══ Exercise material

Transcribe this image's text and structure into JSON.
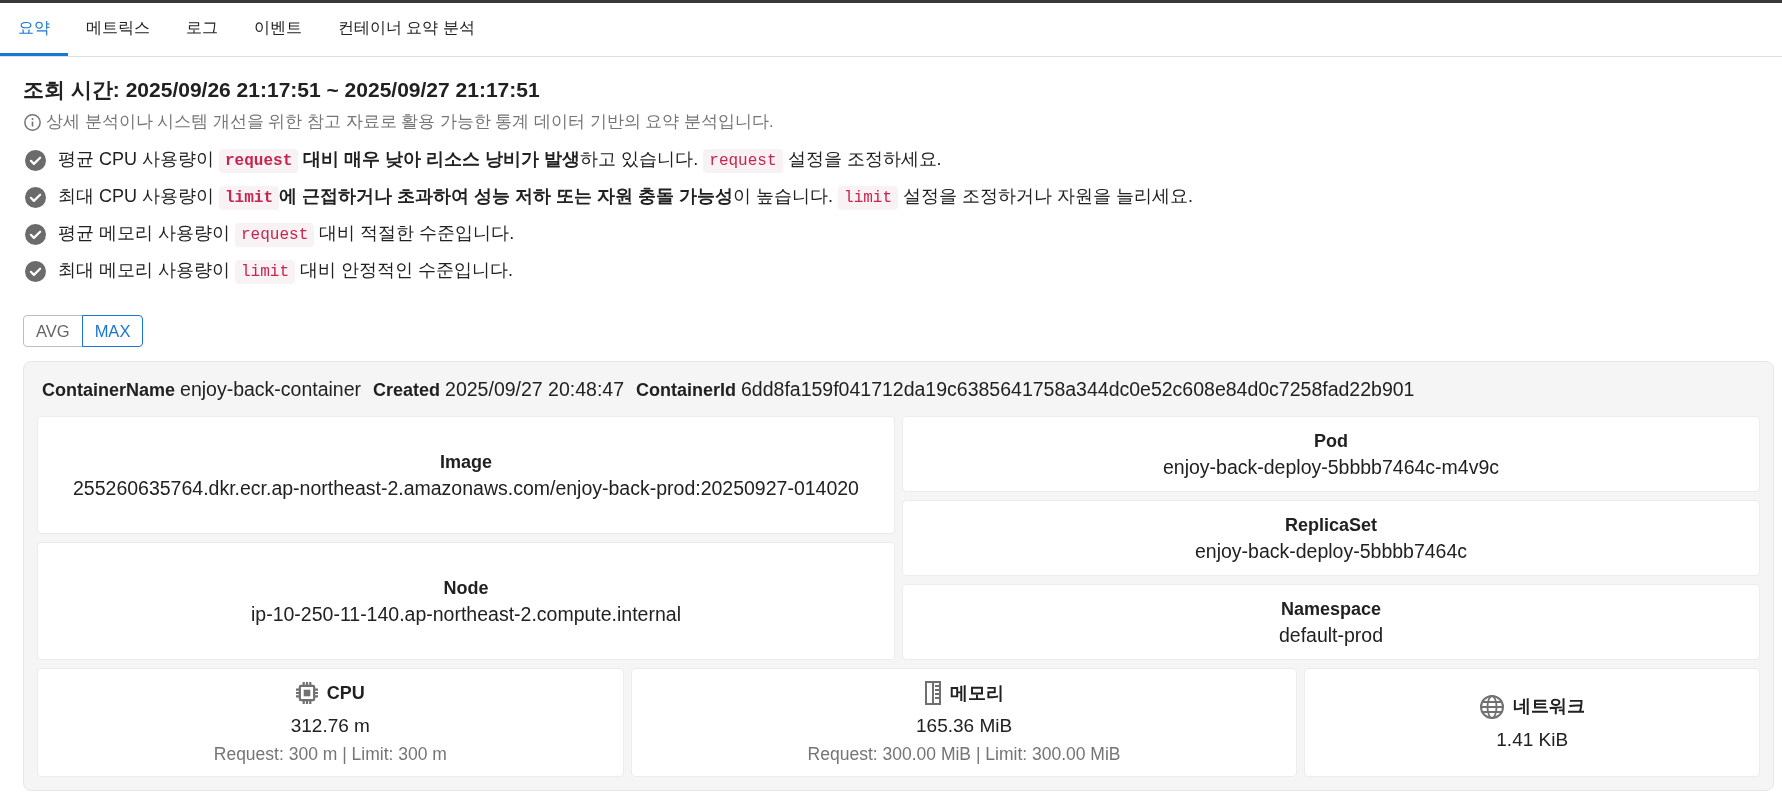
{
  "tabs": [
    {
      "label": "요약",
      "selected": true
    },
    {
      "label": "메트릭스",
      "selected": false
    },
    {
      "label": "로그",
      "selected": false
    },
    {
      "label": "이벤트",
      "selected": false
    },
    {
      "label": "컨테이너 요약 분석",
      "selected": false
    }
  ],
  "title": "조회 시간: 2025/09/26 21:17:51 ~ 2025/09/27 21:17:51",
  "notice": "상세 분석이나 시스템 개선을 위한 참고 자료로 활용 가능한 통계 데이터 기반의 요약 분석입니다.",
  "findings": [
    {
      "segments": [
        {
          "kind": "text",
          "text": "평균 CPU 사용량이 "
        },
        {
          "kind": "code",
          "text": "request",
          "bold": true
        },
        {
          "kind": "text",
          "text": " **대비 매우 낮아 리소스 낭비가 발생**하고 있습니다. "
        },
        {
          "kind": "code",
          "text": "request",
          "bold": false
        },
        {
          "kind": "text",
          "text": " 설정을 조정하세요."
        }
      ]
    },
    {
      "segments": [
        {
          "kind": "text",
          "text": "최대 CPU 사용량이 "
        },
        {
          "kind": "code",
          "text": "limit",
          "bold": true
        },
        {
          "kind": "text",
          "text": "**에 근접하거나 초과하여 성능 저하 또는 자원 충돌 가능성**이 높습니다. "
        },
        {
          "kind": "code",
          "text": "limit",
          "bold": false
        },
        {
          "kind": "text",
          "text": " 설정을 조정하거나 자원을 늘리세요."
        }
      ]
    },
    {
      "segments": [
        {
          "kind": "text",
          "text": "평균 메모리 사용량이 "
        },
        {
          "kind": "code",
          "text": "request",
          "bold": false
        },
        {
          "kind": "text",
          "text": " 대비 적절한 수준입니다."
        }
      ]
    },
    {
      "segments": [
        {
          "kind": "text",
          "text": "최대 메모리 사용량이 "
        },
        {
          "kind": "code",
          "text": "limit",
          "bold": false
        },
        {
          "kind": "text",
          "text": " 대비 안정적인 수준입니다."
        }
      ]
    }
  ],
  "aggregate_toggle": [
    {
      "label": "AVG",
      "selected": false
    },
    {
      "label": "MAX",
      "selected": true
    }
  ],
  "container": {
    "header": [
      {
        "label": "ContainerName",
        "value": "enjoy-back-container"
      },
      {
        "label": "Created",
        "value": "2025/09/27 20:48:47"
      },
      {
        "label": "ContainerId",
        "value": "6dd8fa159f041712da19c6385641758a344dc0e52c608e84d0c7258fad22b901"
      }
    ],
    "detail_columns": [
      [
        {
          "label": "Image",
          "value": "255260635764.dkr.ecr.ap-northeast-2.amazonaws.com/enjoy-back-prod:20250927-014020"
        },
        {
          "label": "Node",
          "value": "ip-10-250-11-140.ap-northeast-2.compute.internal"
        }
      ],
      [
        {
          "label": "Pod",
          "value": "enjoy-back-deploy-5bbbb7464c-m4v9c"
        },
        {
          "label": "ReplicaSet",
          "value": "enjoy-back-deploy-5bbbb7464c"
        },
        {
          "label": "Namespace",
          "value": "default-prod"
        }
      ]
    ],
    "resources": [
      {
        "kind": "cpu",
        "title": "CPU",
        "value": "312.76 m",
        "limits": "Request: 300 m | Limit: 300 m"
      },
      {
        "kind": "memory",
        "title": "메모리",
        "value": "165.36 MiB",
        "limits": "Request: 300.00 MiB | Limit: 300.00 MiB"
      },
      {
        "kind": "network",
        "title": "네트워크",
        "value": "1.41 KiB"
      }
    ]
  }
}
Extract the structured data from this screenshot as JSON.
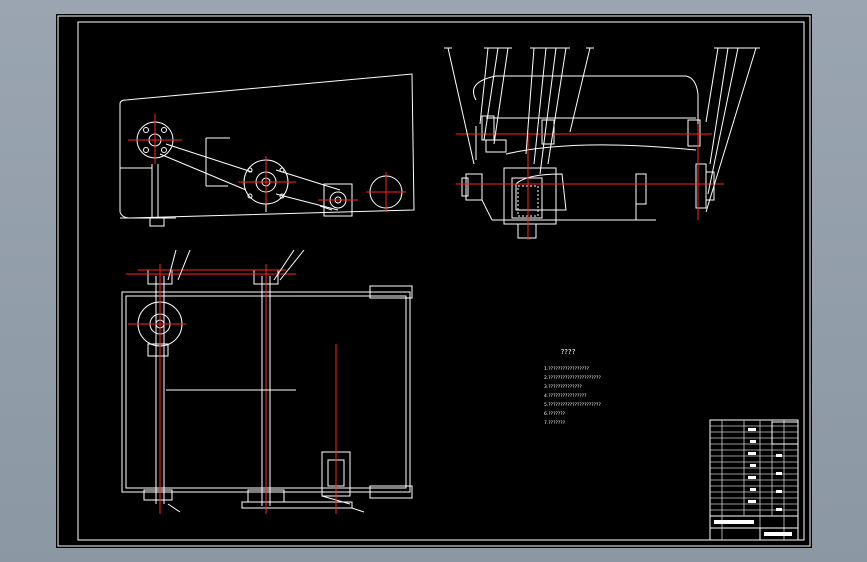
{
  "drawing": {
    "notes_title": "????",
    "notes": [
      "1.?????????????????",
      "2.??????????????????????",
      "3.??????????????",
      "4.????????????????",
      "5.??????????????????????",
      "6.???????",
      "7.???????"
    ]
  },
  "colors": {
    "background": "#000000",
    "line": "#ffffff",
    "centerline": "#ff2222",
    "frame_bg": "#9aa5b1"
  }
}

════

*Work required:*
Leave out the pictures, and give all the records again exactly.

*Result of this exercise:*
Transcribe this image's text and structure into JSON.
{
  "tabs": [
    {
      "label": "요약",
      "selected": true
    },
    {
      "label": "메트릭스",
      "selected": false
    },
    {
      "label": "로그",
      "selected": false
    },
    {
      "label": "이벤트",
      "selected": false
    },
    {
      "label": "컨테이너 요약 분석",
      "selected": false
    }
  ],
  "title": "조회 시간: 2025/09/26 21:17:51 ~ 2025/09/27 21:17:51",
  "notice": "상세 분석이나 시스템 개선을 위한 참고 자료로 활용 가능한 통계 데이터 기반의 요약 분석입니다.",
  "findings": [
    {
      "segments": [
        {
          "kind": "text",
          "text": "평균 CPU 사용량이 "
        },
        {
          "kind": "code",
          "text": "request",
          "bold": true
        },
        {
          "kind": "text",
          "text": " **대비 매우 낮아 리소스 낭비가 발생**하고 있습니다. "
        },
        {
          "kind": "code",
          "text": "request",
          "bold": false
        },
        {
          "kind": "text",
          "text": " 설정을 조정하세요."
        }
      ]
    },
    {
      "segments": [
        {
          "kind": "text",
          "text": "최대 CPU 사용량이 "
        },
        {
          "kind": "code",
          "text": "limit",
          "bold": true
        },
        {
          "kind": "text",
          "text": "**에 근접하거나 초과하여 성능 저하 또는 자원 충돌 가능성**이 높습니다. "
        },
        {
          "kind": "code",
          "text": "limit",
          "bold": false
        },
        {
          "kind": "text",
          "text": " 설정을 조정하거나 자원을 늘리세요."
        }
      ]
    },
    {
      "segments": [
        {
          "kind": "text",
          "text": "평균 메모리 사용량이 "
        },
        {
          "kind": "code",
          "text": "request",
          "bold": false
        },
        {
          "kind": "text",
          "text": " 대비 적절한 수준입니다."
        }
      ]
    },
    {
      "segments": [
        {
          "kind": "text",
          "text": "최대 메모리 사용량이 "
        },
        {
          "kind": "code",
          "text": "limit",
          "bold": false
        },
        {
          "kind": "text",
          "text": " 대비 안정적인 수준입니다."
        }
      ]
    }
  ],
  "aggregate_toggle": [
    {
      "label": "AVG",
      "selected": false
    },
    {
      "label": "MAX",
      "selected": true
    }
  ],
  "container": {
    "header": [
      {
        "label": "ContainerName",
        "value": "enjoy-back-container"
      },
      {
        "label": "Created",
        "value": "2025/09/27 20:48:47"
      },
      {
        "label": "ContainerId",
        "value": "6dd8fa159f041712da19c6385641758a344dc0e52c608e84d0c7258fad22b901"
      }
    ],
    "detail_columns": [
      [
        {
          "label": "Image",
          "value": "255260635764.dkr.ecr.ap-northeast-2.amazonaws.com/enjoy-back-prod:20250927-014020"
        },
        {
          "label": "Node",
          "value": "ip-10-250-11-140.ap-northeast-2.compute.internal"
        }
      ],
      [
        {
          "label": "Pod",
          "value": "enjoy-back-deploy-5bbbb7464c-m4v9c"
        },
        {
          "label": "ReplicaSet",
          "value": "enjoy-back-deploy-5bbbb7464c"
        },
        {
          "label": "Namespace",
          "value": "default-prod"
        }
      ]
    ],
    "resources": [
      {
        "kind": "cpu",
        "title": "CPU",
        "value": "312.76 m",
        "limits": "Request: 300 m | Limit: 300 m"
      },
      {
        "kind": "memory",
        "title": "메모리",
        "value": "165.36 MiB",
        "limits": "Request: 300.00 MiB | Limit: 300.00 MiB"
      },
      {
        "kind": "network",
        "title": "네트워크",
        "value": "1.41 KiB"
      }
    ]
  }
}
Extract the structured data from this screenshot as JSON.
{
  "drawing": {
    "notes_title": "????",
    "notes": [
      "1.?????????????????",
      "2.??????????????????????",
      "3.??????????????",
      "4.????????????????",
      "5.??????????????????????",
      "6.???????",
      "7.???????"
    ]
  },
  "colors": {
    "background": "#000000",
    "line": "#ffffff",
    "centerline": "#ff2222",
    "frame_bg": "#9aa5b1"
  }
}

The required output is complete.